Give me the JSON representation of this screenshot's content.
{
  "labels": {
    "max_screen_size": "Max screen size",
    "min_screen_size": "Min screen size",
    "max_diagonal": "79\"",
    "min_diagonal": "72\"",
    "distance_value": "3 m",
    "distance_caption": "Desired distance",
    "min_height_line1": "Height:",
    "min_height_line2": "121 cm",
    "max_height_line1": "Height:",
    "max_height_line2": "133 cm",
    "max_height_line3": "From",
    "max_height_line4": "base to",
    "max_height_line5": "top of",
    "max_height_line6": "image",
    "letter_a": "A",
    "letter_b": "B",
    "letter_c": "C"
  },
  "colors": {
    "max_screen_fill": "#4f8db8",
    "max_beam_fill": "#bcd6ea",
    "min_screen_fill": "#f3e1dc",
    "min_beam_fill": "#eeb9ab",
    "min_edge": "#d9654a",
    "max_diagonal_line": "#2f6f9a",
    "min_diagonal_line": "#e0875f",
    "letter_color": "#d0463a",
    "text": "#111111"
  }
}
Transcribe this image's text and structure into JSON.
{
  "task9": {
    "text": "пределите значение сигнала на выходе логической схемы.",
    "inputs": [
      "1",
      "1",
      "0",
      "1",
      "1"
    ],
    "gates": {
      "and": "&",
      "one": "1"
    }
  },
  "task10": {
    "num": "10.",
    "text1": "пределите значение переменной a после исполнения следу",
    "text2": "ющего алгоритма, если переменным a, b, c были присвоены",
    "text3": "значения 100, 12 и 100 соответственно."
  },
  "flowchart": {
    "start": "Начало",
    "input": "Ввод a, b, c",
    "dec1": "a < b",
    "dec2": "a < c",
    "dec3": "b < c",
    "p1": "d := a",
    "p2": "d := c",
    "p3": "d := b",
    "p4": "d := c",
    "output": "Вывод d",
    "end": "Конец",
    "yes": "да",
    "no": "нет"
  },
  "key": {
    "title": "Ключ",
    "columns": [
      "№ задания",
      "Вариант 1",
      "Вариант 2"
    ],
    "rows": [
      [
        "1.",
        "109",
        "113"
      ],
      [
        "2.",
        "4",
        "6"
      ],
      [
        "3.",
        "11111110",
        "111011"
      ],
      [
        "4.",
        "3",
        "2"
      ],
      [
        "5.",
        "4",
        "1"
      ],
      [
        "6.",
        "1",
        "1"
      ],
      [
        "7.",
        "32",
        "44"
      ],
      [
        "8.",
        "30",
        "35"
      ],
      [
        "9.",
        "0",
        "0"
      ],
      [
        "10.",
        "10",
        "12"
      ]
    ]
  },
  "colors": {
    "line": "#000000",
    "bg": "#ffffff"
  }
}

------------------------------------

▶ [Written instruction]
Find every line above that contains the word "image", and return each one.

▶ [Response to the task]
    "max_height_line6": "image",
Transcribe this image's text and structure into JSON.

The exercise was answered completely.